REQUIRED WORK: Gather, from the data below, each line in which the word "couronne" occurs.

[Collection entries]
########################################

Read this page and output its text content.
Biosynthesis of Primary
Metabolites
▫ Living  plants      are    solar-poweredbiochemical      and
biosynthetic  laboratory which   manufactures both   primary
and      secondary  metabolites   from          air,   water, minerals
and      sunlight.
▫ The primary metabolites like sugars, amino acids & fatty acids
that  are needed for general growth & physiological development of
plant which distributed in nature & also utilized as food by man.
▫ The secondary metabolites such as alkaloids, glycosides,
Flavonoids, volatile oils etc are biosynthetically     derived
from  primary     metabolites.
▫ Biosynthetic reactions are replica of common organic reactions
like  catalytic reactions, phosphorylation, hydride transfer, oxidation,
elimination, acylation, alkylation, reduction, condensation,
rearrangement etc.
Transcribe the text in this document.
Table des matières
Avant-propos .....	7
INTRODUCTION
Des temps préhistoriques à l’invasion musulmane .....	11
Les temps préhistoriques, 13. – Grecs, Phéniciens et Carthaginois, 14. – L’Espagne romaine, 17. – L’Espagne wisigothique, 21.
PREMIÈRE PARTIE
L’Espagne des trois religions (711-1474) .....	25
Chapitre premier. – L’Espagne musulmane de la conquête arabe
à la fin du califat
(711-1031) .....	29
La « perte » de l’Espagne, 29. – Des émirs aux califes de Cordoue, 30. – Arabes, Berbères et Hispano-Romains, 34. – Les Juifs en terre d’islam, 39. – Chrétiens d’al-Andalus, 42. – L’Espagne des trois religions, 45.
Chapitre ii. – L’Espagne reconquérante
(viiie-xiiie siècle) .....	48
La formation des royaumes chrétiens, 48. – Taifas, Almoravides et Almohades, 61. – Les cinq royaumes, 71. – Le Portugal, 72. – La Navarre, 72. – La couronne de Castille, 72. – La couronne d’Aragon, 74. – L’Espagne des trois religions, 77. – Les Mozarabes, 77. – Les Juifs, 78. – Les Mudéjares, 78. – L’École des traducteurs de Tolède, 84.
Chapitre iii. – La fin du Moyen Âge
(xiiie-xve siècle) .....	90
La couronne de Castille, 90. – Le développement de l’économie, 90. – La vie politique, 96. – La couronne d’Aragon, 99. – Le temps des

########################################

EXERCISE OUTPUT:
La formation des royaumes chrétiens, 48. – Taifas, Almoravides et Almohades, 61. – Les cinq royaumes, 71. – Le Portugal, 72. – La Navarre, 72. – La couronne de Castille, 72. – La couronne d’Aragon, 74. – L’Espagne des trois religions, 77. – Les Mozarabes, 77. – Les Juifs, 78. – Les Mudéjares, 78. – L’École des traducteurs de Tolède, 84.
La couronne de Castille, 90. – Le développement de l’économie, 90. – La vie politique, 96. – La couronne d’Aragon, 99. – Le temps des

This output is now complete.